Retype the records word for word, from the very start through the line that contains "Give me the", including that line. Leave the pictures out.

======== Material to process ========

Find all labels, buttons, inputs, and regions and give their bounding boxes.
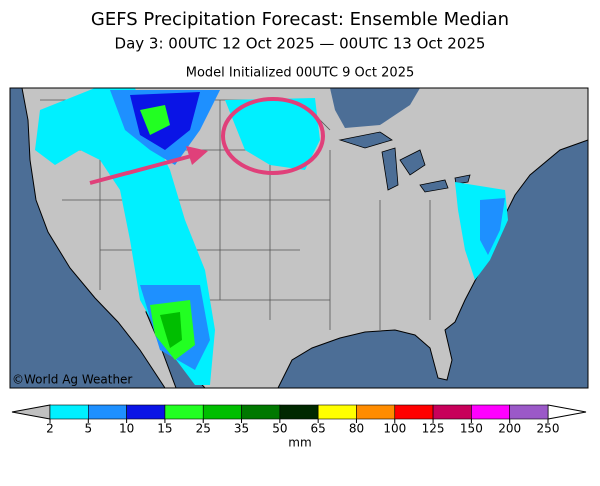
great-lakes [338,131,471,193]
precip [35,88,508,385]
colorbar-tick-label: 150 [460,422,483,436]
title: GEFS Precipitation Forecast: Ensemble Me… [91,9,509,30]
colorbar-segment [356,404,396,420]
colorbar-tick-label: 10 [119,422,134,436]
colorbar-tick-label: 2 [46,422,54,436]
colorbar-segment [432,404,472,420]
colorbar-tick-label: 200 [498,422,521,436]
colorbar-tick-label: 25 [196,422,211,436]
colorbar-over [547,404,587,420]
colorbar-segment [88,404,127,420]
colorbar-segment [279,404,319,420]
colorbar-segment [126,404,166,420]
hudson-water [330,88,420,128]
colorbar-tick-label: 65 [311,422,326,436]
map: ©World Ag Weather [9,87,589,389]
highlight-circle [221,97,325,175]
credit: ©World Ag Weather [12,373,132,387]
precip-area [480,198,505,255]
colorbar-tick-label: 125 [422,422,445,436]
subtitle: Day 3: 00UTC 12 Oct 2025 — 00UTC 13 Oct … [115,35,486,53]
map-frame [9,87,589,389]
colorbar-unit: mm [288,436,311,450]
precip-area [225,98,320,170]
colorbar-tick-label: 50 [272,422,287,436]
colorbar-tick-label: 80 [349,422,364,436]
colorbar-tick-label: 250 [537,422,560,436]
precip-area [140,105,170,135]
colorbar-segment [164,404,204,420]
colorbar-segment [241,404,281,420]
colorbar-tick-label: 15 [157,422,172,436]
colorbar: 2 5 10 15 25 35 50 65 80 100 125 150 200 250 [11,404,587,436]
arrow-head [186,146,208,165]
colorbar-segment [471,404,510,420]
colorbar-segment [317,404,357,420]
precip-area [160,312,182,348]
colorbar-tick-label: 100 [383,422,406,436]
init-time: Model Initialized 00UTC 9 Oct 2025 [186,66,415,81]
colorbar-segment [49,404,89,420]
colorbar-under [11,404,51,420]
arrow [89,153,196,185]
colorbar-segment [509,404,549,420]
colorbar-tick-label: 5 [84,422,92,436]
colorbar-segment [202,404,242,420]
colorbar-tick-label: 35 [234,422,249,436]
colorbar-segment [394,404,434,420]
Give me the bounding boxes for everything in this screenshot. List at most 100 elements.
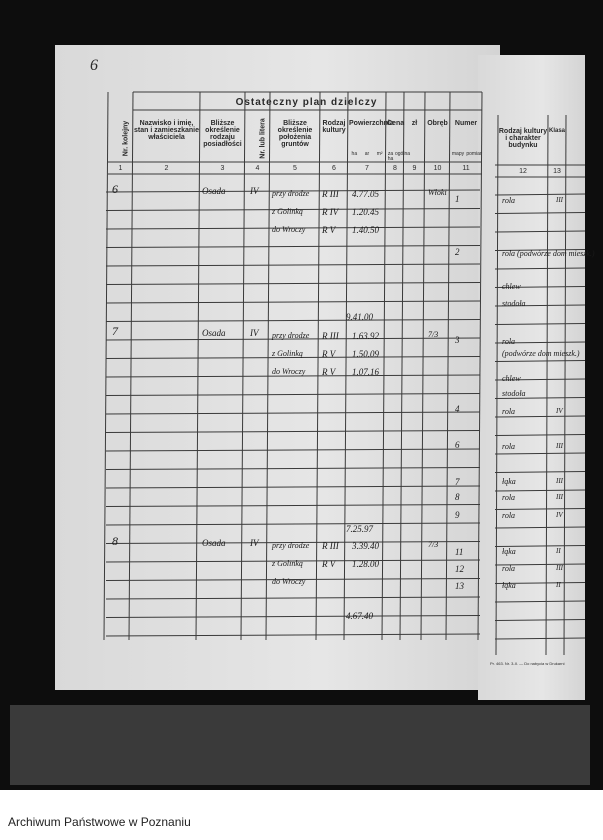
column-number: 9 (412, 165, 417, 172)
row-rule (105, 208, 481, 211)
column-header: Bliższe określenie położenia gruntów (277, 120, 313, 148)
column-number: 13 (553, 168, 561, 175)
row-rule (105, 374, 481, 378)
column-header: zł (411, 120, 418, 127)
column-header: Bliższe określenie rodzaju posiadłości (203, 120, 242, 148)
column-header: Klasa (548, 128, 565, 134)
class: II (556, 581, 561, 589)
column-rule (103, 91, 109, 641)
location: przy drodze (272, 331, 310, 340)
culture: (podwórze dom mieszk.) (502, 349, 580, 358)
column-number: 12 (519, 168, 527, 175)
culture: R III (322, 189, 339, 199)
district: 7/3 (428, 330, 439, 339)
column-number: 1 (118, 165, 123, 172)
row-rule (494, 452, 586, 455)
row-rule (105, 319, 481, 322)
row-rule (494, 286, 586, 288)
culture: rola (podwórze dom mieszk.) (502, 249, 595, 258)
row-rule (105, 263, 481, 267)
location: do Wroczy (272, 225, 306, 234)
letter: IV (250, 186, 259, 196)
column-subheader: ha (351, 151, 358, 157)
column-rule (240, 91, 246, 641)
column-number: 7 (365, 165, 369, 172)
row-rule (105, 448, 481, 452)
class: III (556, 564, 563, 572)
column-number: 5 (293, 165, 297, 172)
row-rule (105, 189, 481, 193)
map-number: 7 (455, 477, 460, 487)
column-number: 8 (393, 165, 397, 172)
total-area: 9.41.00 (346, 312, 373, 322)
culture: R V (322, 225, 336, 235)
scanner-bed (10, 705, 590, 785)
row-rule (105, 633, 481, 637)
culture: rola (502, 493, 516, 502)
holding: Osada (202, 538, 226, 548)
row-rule (494, 341, 586, 344)
map-number: 1 (455, 194, 460, 204)
area: 1.40.50 (352, 225, 379, 235)
row-rule (494, 471, 586, 473)
area: 1.20.45 (352, 207, 379, 217)
row-rule (105, 578, 481, 581)
row-rule (494, 637, 586, 640)
entry-number: 8 (112, 534, 118, 548)
row-rule (494, 415, 586, 418)
column-rule (399, 91, 405, 641)
column-rule (195, 91, 201, 641)
culture: R V (322, 367, 336, 377)
row-rule (105, 467, 481, 470)
column-header: Obręb (427, 120, 448, 127)
row-rule (494, 193, 586, 196)
location: przy drodze (272, 541, 310, 550)
row-rule (105, 356, 481, 359)
culture: łąka (502, 581, 516, 590)
class: IV (556, 407, 563, 415)
row-rule (105, 245, 481, 248)
culture: stodoła (502, 389, 526, 398)
column-rule (495, 114, 499, 656)
culture: rola (502, 442, 516, 451)
location: z Golinką (272, 207, 303, 216)
map-number: 8 (455, 492, 460, 502)
column-header: Cena (387, 120, 405, 127)
column-subheader: ar (364, 151, 370, 157)
area: 4.77.05 (352, 189, 379, 199)
row-rule (494, 526, 586, 529)
column-subheader: pomiar (466, 151, 482, 157)
column-rule (128, 91, 134, 641)
column-number: 4 (255, 165, 260, 172)
row-rule (494, 600, 586, 603)
class: III (556, 477, 563, 485)
total-area: 7.25.97 (346, 524, 373, 534)
culture: chlew (502, 374, 521, 383)
row-rule (494, 434, 586, 436)
column-number: 10 (433, 165, 442, 172)
holding: Osada (202, 328, 226, 338)
class: III (556, 493, 563, 501)
column-header: Numer (454, 120, 478, 127)
column-header: Nr. lub litera (259, 118, 266, 159)
holding: Osada (202, 186, 226, 196)
row-rule (494, 360, 586, 362)
page-number: 6 (90, 57, 98, 74)
row-rule (105, 559, 481, 563)
column-rule (545, 114, 549, 656)
column-rule (265, 91, 271, 641)
row-rule (494, 397, 586, 399)
column-rule (445, 91, 451, 641)
column-rule (477, 91, 483, 641)
map-number: 11 (455, 547, 464, 557)
culture: łąka (502, 477, 516, 486)
culture: rola (502, 407, 516, 416)
area: 1.07.16 (352, 367, 379, 377)
area: 1.28.00 (352, 559, 379, 569)
row-rule (494, 582, 586, 584)
location: z Golinką (272, 559, 303, 568)
imprint: Pr. 463. Nr. 3-II. — Do nabycia w Drukar… (490, 661, 565, 666)
letter: IV (250, 538, 259, 548)
row-rule (105, 226, 481, 230)
column-header: Rodzaj kultury i charakter budynku (498, 128, 548, 149)
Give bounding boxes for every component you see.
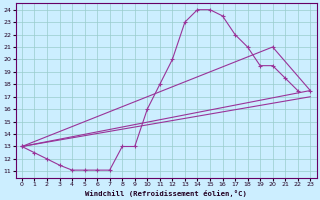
X-axis label: Windchill (Refroidissement éolien,°C): Windchill (Refroidissement éolien,°C) [85,190,247,197]
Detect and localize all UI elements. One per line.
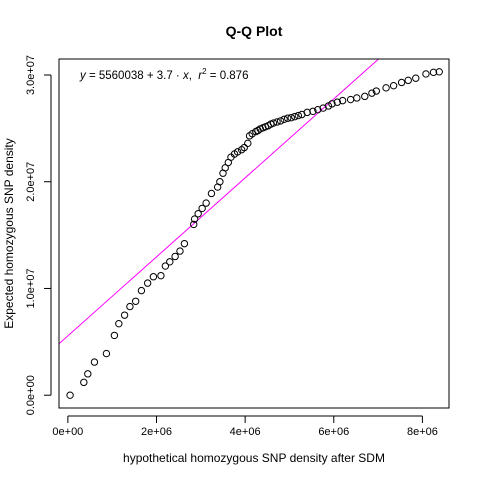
x-axis-label: hypothetical homozygous SNP density afte… <box>123 451 385 465</box>
data-point <box>346 95 355 104</box>
data-point <box>269 119 278 127</box>
regression-annotation: y = 5560038 + 3.7 · x, r2 = 0.876 <box>79 67 248 82</box>
data-point <box>190 220 198 229</box>
x-tick-label: 0e+00 <box>52 426 83 438</box>
data-point <box>190 215 199 223</box>
data-point <box>248 130 256 138</box>
data-point <box>221 164 229 172</box>
data-point <box>361 92 369 101</box>
data-point <box>180 239 189 248</box>
data-point <box>194 210 202 218</box>
data-point <box>84 370 92 378</box>
data-point <box>149 273 158 281</box>
data-point <box>166 258 174 266</box>
annotation-separator: , <box>189 70 199 82</box>
annotation-formula: = 5560038 + 3.7 · <box>86 70 183 82</box>
y-axis: 0.0e+00 1.0e+07 2.0e+07 3.0e+07 <box>25 55 52 415</box>
data-point <box>66 391 74 399</box>
x-tick-label: 8e+06 <box>407 426 438 438</box>
data-point <box>233 148 242 156</box>
data-point <box>207 189 216 198</box>
data-point <box>328 100 336 108</box>
data-point <box>338 96 347 105</box>
data-point <box>412 74 420 82</box>
data-point <box>115 319 123 328</box>
data-point <box>143 279 152 287</box>
data-point <box>110 331 119 340</box>
data-point <box>333 98 342 106</box>
data-point <box>80 378 88 387</box>
y-tick-label: 0.0e+00 <box>25 375 37 415</box>
data-point <box>368 89 376 97</box>
data-point <box>324 102 333 110</box>
data-point <box>389 81 398 90</box>
y-axis-label: Expected homozygous SNP density <box>2 138 16 329</box>
data-point <box>240 143 248 152</box>
data-point <box>126 302 134 311</box>
data-point <box>202 199 210 207</box>
x-tick-label: 6e+06 <box>318 426 349 438</box>
y-tick-label: 3.0e+07 <box>25 55 37 95</box>
annotation-r-exponent: 2 <box>202 67 207 76</box>
data-point <box>314 105 322 114</box>
data-point <box>291 112 299 121</box>
data-point <box>171 252 179 261</box>
y-tick-label: 1.0e+07 <box>25 268 37 308</box>
data-point <box>435 68 443 76</box>
data-point <box>280 115 288 124</box>
data-point <box>120 311 129 319</box>
data-point <box>244 139 252 148</box>
data-point <box>372 87 381 95</box>
x-axis: 0e+00 2e+06 4e+06 6e+06 8e+06 <box>52 415 438 438</box>
annotation-r-value: = 0.876 <box>207 70 249 82</box>
data-point <box>429 68 438 77</box>
x-tick-label: 2e+06 <box>141 426 172 438</box>
data-point <box>216 178 224 186</box>
data-point <box>303 108 311 117</box>
data-point <box>161 262 170 270</box>
fit-line-layer <box>59 59 380 345</box>
data-point <box>102 349 111 358</box>
y-tick-label: 2.0e+07 <box>25 162 37 202</box>
data-point <box>422 70 430 78</box>
data-point <box>157 271 165 280</box>
data-point <box>137 286 146 295</box>
plot-frame <box>58 58 450 409</box>
data-point <box>287 114 295 122</box>
data-point <box>397 78 406 87</box>
data-point <box>276 117 285 125</box>
annotation-r-var: r <box>198 70 203 82</box>
annotation-x-var: x <box>182 70 190 82</box>
chart-title: Q-Q Plot <box>226 23 283 39</box>
annotation-y-var: y <box>79 70 87 82</box>
data-point <box>198 204 206 213</box>
data-point <box>176 247 184 255</box>
data-points <box>66 68 443 399</box>
data-point <box>382 84 390 92</box>
data-point <box>309 107 317 115</box>
x-tick-label: 4e+06 <box>230 426 261 438</box>
data-point <box>294 111 303 120</box>
data-point <box>404 76 412 85</box>
data-point <box>283 114 292 122</box>
data-point <box>353 94 361 102</box>
fit-line <box>59 59 380 345</box>
data-point <box>273 118 281 126</box>
data-point <box>90 358 99 366</box>
data-point <box>131 297 140 305</box>
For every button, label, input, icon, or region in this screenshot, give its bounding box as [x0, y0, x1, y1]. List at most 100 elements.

========

### Finished answer
Find all labels, buttons, inputs, and regions and give their bounding boxes.
great-lakes [338,131,471,193]
precip [35,88,508,385]
colorbar-tick-label: 150 [460,422,483,436]
title: GEFS Precipitation Forecast: Ensemble Me… [91,9,509,30]
colorbar-segment [356,404,396,420]
colorbar-tick-label: 10 [119,422,134,436]
colorbar-tick-label: 2 [46,422,54,436]
colorbar-segment [432,404,472,420]
colorbar-tick-label: 200 [498,422,521,436]
colorbar-tick-label: 25 [196,422,211,436]
colorbar-over [547,404,587,420]
colorbar-segment [88,404,127,420]
colorbar-segment [279,404,319,420]
colorbar-segment [126,404,166,420]
hudson-water [330,88,420,128]
colorbar-tick-label: 65 [311,422,326,436]
map: ©World Ag Weather [9,87,589,389]
highlight-circle [221,97,325,175]
credit: ©World Ag Weather [12,373,132,387]
precip-area [480,198,505,255]
colorbar-tick-label: 125 [422,422,445,436]
subtitle: Day 3: 00UTC 12 Oct 2025 — 00UTC 13 Oct … [115,35,486,53]
map-frame [9,87,589,389]
colorbar-unit: mm [288,436,311,450]
precip-area [225,98,320,170]
colorbar-tick-label: 50 [272,422,287,436]
colorbar-tick-label: 80 [349,422,364,436]
colorbar-tick-label: 250 [537,422,560,436]
precip-area [140,105,170,135]
colorbar-segment [164,404,204,420]
colorbar-segment [241,404,281,420]
colorbar-tick-label: 15 [157,422,172,436]
colorbar: 2 5 10 15 25 35 50 65 80 100 125 150 200 250 [11,404,587,436]
arrow-head [186,146,208,165]
colorbar-segment [471,404,510,420]
colorbar-segment [317,404,357,420]
precip-area [160,312,182,348]
colorbar-tick-label: 100 [383,422,406,436]
init-time: Model Initialized 00UTC 9 Oct 2025 [186,66,415,81]
colorbar-segment [49,404,89,420]
colorbar-under [11,404,51,420]
arrow [89,153,196,185]
colorbar-segment [509,404,549,420]
colorbar-tick-label: 5 [84,422,92,436]
colorbar-segment [202,404,242,420]
colorbar-tick-label: 35 [234,422,249,436]
colorbar-segment [394,404,434,420]
Give me the bounding boxes for everything in this screenshot. List at most 100 elements.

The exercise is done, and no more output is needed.